### Short problem
Gather each line in the entries that includes the string "system".

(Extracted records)

****************************************

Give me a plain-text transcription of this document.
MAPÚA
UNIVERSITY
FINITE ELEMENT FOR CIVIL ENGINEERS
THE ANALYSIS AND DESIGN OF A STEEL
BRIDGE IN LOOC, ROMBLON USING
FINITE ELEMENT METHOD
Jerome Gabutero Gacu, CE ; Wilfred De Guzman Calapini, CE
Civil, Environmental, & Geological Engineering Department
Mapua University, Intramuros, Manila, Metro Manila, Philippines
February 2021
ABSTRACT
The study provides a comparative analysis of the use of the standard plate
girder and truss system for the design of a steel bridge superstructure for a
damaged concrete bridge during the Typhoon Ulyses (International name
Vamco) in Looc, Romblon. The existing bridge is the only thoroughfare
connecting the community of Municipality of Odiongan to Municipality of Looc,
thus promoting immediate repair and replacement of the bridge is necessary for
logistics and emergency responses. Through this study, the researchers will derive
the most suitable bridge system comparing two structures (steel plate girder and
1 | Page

****************************************

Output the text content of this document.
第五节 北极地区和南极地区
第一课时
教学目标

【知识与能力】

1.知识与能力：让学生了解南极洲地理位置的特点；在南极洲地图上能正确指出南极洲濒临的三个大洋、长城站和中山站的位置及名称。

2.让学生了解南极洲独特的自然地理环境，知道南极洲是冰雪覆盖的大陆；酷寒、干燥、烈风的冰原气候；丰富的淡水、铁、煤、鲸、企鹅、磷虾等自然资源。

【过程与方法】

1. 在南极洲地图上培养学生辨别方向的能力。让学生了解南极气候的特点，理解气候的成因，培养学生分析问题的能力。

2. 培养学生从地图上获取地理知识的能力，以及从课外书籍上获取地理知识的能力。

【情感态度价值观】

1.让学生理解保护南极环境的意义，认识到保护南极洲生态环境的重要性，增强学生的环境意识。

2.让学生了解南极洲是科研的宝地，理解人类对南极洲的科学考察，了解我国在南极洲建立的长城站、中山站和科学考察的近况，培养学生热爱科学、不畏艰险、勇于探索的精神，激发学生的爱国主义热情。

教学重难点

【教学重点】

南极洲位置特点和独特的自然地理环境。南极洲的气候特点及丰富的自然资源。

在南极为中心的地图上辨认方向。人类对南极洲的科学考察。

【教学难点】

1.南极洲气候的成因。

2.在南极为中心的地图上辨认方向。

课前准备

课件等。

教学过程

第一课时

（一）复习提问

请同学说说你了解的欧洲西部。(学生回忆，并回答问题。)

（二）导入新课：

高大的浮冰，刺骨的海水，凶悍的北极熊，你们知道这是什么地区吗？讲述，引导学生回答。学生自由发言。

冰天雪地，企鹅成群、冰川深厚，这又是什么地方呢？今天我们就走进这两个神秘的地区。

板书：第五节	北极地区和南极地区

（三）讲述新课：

****************************************

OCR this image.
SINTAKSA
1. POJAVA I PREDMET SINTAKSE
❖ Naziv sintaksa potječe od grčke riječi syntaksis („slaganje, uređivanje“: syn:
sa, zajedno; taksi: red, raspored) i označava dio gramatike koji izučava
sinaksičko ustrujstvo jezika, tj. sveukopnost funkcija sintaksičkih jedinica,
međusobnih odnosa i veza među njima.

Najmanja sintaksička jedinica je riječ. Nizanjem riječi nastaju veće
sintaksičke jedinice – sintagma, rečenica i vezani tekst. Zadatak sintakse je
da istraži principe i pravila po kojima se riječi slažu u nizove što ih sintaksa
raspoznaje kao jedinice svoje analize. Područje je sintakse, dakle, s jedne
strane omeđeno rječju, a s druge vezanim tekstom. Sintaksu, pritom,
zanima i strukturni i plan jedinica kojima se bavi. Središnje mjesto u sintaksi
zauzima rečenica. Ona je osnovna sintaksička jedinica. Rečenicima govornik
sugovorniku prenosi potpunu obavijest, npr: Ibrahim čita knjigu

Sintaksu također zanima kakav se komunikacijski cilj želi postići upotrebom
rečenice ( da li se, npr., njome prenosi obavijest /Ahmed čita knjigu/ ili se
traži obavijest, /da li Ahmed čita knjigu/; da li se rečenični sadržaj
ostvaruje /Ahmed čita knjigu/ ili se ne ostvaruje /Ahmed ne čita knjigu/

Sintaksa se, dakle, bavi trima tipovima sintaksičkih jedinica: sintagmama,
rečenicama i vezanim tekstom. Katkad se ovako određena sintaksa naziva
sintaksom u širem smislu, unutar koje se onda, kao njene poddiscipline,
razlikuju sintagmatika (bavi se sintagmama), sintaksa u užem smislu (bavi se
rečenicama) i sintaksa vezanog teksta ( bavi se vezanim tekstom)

****************************************

### Exercise response
girder and truss system for the design of a steel bridge superstructure for a
the most suitable bridge system comparing two structures (steel plate girder and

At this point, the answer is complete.